Given exercise
Scan the lines below for the string "kommunikációs" and copy every one that has it.

┌──

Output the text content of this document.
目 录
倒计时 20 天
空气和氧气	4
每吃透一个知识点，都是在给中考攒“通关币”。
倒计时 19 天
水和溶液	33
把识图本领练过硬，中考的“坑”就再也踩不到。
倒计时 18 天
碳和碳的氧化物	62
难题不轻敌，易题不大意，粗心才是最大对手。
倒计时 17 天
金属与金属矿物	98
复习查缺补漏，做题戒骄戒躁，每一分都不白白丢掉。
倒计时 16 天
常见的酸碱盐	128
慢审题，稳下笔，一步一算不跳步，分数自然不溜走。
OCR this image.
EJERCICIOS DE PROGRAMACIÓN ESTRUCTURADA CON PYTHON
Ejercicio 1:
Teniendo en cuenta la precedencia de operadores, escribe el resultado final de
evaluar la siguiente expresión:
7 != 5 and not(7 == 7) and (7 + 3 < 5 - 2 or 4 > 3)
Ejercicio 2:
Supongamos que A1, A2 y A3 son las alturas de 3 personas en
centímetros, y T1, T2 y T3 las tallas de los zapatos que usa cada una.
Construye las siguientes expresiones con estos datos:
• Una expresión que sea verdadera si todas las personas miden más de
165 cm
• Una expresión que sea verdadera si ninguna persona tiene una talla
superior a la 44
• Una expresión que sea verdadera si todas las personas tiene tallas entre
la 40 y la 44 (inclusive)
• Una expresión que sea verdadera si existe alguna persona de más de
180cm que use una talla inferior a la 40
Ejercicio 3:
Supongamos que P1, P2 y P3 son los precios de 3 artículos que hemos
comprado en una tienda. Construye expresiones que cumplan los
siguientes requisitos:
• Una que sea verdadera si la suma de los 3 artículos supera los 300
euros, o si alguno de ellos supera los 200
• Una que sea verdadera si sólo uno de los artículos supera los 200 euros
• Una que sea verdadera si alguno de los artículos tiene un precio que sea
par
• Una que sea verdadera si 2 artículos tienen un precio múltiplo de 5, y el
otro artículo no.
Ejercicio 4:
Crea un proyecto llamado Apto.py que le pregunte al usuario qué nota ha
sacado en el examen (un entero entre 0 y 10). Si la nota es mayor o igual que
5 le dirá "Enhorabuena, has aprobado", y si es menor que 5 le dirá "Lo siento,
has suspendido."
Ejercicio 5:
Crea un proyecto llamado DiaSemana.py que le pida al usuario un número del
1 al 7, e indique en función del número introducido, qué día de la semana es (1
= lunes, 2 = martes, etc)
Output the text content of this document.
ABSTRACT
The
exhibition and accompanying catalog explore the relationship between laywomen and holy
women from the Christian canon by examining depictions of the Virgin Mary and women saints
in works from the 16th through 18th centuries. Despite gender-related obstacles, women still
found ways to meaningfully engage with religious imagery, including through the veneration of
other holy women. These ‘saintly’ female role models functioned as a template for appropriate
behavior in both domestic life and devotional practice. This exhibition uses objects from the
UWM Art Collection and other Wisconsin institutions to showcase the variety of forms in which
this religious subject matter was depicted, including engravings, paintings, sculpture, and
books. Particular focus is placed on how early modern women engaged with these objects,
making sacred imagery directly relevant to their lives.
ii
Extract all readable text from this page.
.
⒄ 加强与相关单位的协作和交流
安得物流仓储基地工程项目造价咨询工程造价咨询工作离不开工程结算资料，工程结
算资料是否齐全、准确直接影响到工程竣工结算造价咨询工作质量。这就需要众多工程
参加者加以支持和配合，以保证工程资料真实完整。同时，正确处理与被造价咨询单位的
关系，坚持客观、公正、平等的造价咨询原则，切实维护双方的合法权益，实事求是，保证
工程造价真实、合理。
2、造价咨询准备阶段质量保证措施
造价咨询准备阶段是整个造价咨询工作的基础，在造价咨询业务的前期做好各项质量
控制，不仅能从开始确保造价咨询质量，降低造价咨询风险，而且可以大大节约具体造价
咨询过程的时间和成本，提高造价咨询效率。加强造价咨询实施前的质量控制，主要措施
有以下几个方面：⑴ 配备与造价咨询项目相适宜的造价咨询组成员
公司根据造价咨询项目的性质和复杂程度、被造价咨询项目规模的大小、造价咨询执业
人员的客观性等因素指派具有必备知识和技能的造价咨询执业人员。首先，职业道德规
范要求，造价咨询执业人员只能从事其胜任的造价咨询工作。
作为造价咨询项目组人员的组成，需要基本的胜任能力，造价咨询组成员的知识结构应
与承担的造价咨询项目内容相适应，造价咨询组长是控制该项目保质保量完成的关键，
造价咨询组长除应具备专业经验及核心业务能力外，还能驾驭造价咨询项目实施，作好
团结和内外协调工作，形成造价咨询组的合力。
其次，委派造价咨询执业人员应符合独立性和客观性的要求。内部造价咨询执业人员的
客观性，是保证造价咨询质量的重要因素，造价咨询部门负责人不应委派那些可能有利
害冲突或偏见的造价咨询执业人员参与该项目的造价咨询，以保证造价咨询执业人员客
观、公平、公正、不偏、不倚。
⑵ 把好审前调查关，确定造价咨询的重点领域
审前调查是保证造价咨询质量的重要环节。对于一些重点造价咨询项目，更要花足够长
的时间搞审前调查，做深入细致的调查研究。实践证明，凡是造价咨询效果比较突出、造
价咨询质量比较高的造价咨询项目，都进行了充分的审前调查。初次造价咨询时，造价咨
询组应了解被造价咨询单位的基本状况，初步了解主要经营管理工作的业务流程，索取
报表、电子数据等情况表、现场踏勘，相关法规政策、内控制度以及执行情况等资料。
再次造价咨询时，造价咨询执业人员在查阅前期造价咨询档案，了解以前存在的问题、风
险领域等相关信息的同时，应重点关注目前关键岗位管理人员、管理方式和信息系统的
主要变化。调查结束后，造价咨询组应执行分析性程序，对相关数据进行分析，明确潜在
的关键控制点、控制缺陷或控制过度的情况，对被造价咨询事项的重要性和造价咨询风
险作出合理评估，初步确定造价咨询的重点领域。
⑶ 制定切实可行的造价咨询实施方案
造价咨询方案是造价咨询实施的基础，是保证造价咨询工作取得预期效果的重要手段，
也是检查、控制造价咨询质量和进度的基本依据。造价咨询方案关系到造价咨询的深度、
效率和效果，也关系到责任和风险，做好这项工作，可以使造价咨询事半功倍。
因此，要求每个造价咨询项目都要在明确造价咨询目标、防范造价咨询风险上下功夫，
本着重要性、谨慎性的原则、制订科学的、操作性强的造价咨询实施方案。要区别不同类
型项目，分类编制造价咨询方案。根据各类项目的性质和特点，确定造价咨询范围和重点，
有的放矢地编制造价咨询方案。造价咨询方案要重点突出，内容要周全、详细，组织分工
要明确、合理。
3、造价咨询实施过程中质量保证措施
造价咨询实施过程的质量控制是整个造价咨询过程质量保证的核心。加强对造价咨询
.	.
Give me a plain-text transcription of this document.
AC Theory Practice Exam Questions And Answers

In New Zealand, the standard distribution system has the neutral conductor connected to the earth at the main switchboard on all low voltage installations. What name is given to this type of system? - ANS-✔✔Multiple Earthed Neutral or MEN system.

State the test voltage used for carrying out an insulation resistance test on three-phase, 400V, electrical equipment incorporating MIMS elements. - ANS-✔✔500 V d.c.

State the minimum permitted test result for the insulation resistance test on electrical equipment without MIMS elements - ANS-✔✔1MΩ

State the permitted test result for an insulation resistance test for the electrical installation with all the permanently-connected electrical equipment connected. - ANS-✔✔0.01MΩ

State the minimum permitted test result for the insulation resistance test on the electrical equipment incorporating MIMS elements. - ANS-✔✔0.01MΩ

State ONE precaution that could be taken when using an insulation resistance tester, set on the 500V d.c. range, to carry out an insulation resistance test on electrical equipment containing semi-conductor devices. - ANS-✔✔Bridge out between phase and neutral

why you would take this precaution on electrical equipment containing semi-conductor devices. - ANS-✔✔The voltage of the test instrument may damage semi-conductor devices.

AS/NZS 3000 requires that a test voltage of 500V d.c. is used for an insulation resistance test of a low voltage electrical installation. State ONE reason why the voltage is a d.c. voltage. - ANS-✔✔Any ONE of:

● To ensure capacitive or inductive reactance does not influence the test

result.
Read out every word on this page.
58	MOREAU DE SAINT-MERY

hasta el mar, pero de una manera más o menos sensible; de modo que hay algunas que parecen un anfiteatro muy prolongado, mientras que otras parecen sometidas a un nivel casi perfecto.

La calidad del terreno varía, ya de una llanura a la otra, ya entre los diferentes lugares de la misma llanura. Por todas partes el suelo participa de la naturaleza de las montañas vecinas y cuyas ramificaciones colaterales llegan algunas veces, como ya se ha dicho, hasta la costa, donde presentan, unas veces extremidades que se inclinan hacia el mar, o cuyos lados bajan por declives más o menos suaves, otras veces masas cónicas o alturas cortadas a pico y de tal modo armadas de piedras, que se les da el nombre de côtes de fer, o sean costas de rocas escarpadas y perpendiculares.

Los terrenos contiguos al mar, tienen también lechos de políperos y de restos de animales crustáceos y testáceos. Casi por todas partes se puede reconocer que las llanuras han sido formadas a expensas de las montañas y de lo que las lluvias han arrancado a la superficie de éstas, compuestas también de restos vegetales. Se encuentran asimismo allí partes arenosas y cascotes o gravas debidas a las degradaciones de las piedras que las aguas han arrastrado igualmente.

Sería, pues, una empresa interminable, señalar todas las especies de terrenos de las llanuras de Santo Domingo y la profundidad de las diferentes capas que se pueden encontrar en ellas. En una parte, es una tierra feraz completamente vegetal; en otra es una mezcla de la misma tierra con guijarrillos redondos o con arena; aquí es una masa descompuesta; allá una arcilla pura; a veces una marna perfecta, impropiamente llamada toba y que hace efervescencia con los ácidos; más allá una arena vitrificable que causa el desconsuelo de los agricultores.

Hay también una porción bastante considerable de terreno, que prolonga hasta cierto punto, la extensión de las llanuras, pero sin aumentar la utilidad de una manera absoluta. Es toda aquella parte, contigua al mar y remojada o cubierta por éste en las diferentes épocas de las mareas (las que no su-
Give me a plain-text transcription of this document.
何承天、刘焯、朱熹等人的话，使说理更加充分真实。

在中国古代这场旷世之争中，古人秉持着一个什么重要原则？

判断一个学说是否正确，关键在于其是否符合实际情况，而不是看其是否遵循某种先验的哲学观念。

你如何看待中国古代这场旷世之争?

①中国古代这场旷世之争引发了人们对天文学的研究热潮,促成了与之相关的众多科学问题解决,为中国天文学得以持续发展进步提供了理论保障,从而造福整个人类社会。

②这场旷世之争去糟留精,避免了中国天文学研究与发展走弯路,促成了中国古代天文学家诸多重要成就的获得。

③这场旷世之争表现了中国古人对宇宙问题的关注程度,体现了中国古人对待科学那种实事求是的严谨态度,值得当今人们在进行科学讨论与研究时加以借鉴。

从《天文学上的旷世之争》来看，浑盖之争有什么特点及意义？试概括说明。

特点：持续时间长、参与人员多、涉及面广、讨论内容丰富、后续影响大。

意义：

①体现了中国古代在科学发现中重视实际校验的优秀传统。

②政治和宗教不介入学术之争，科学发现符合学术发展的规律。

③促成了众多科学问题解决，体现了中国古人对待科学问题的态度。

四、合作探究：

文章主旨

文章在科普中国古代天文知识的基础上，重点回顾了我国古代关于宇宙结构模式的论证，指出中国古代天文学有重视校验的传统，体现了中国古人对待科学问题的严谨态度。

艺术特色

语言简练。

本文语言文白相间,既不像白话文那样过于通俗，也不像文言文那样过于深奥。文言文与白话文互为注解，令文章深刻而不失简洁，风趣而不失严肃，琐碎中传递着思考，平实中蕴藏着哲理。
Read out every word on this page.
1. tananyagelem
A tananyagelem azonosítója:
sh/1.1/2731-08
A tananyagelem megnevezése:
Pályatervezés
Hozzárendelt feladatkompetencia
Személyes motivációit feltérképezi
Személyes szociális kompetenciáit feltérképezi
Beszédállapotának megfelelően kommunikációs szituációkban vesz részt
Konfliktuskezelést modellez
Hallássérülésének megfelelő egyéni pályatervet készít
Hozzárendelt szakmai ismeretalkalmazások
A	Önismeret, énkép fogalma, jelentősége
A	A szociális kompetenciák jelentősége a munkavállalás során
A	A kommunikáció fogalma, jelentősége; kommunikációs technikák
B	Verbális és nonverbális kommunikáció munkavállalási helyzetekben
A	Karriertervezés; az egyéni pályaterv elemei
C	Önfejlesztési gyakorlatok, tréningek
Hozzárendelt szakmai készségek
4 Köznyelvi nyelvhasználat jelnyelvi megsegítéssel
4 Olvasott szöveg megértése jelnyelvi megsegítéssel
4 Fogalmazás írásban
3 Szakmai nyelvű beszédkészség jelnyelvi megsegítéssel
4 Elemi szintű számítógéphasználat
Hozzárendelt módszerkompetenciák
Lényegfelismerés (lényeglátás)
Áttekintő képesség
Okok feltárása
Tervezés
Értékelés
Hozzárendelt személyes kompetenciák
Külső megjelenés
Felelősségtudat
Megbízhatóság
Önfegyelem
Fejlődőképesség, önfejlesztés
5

└──

Answer to the problem
Beszédállapotának megfelelően kommunikációs szituációkban vesz részt
A	A kommunikáció fogalma, jelentősége; kommunikációs technikák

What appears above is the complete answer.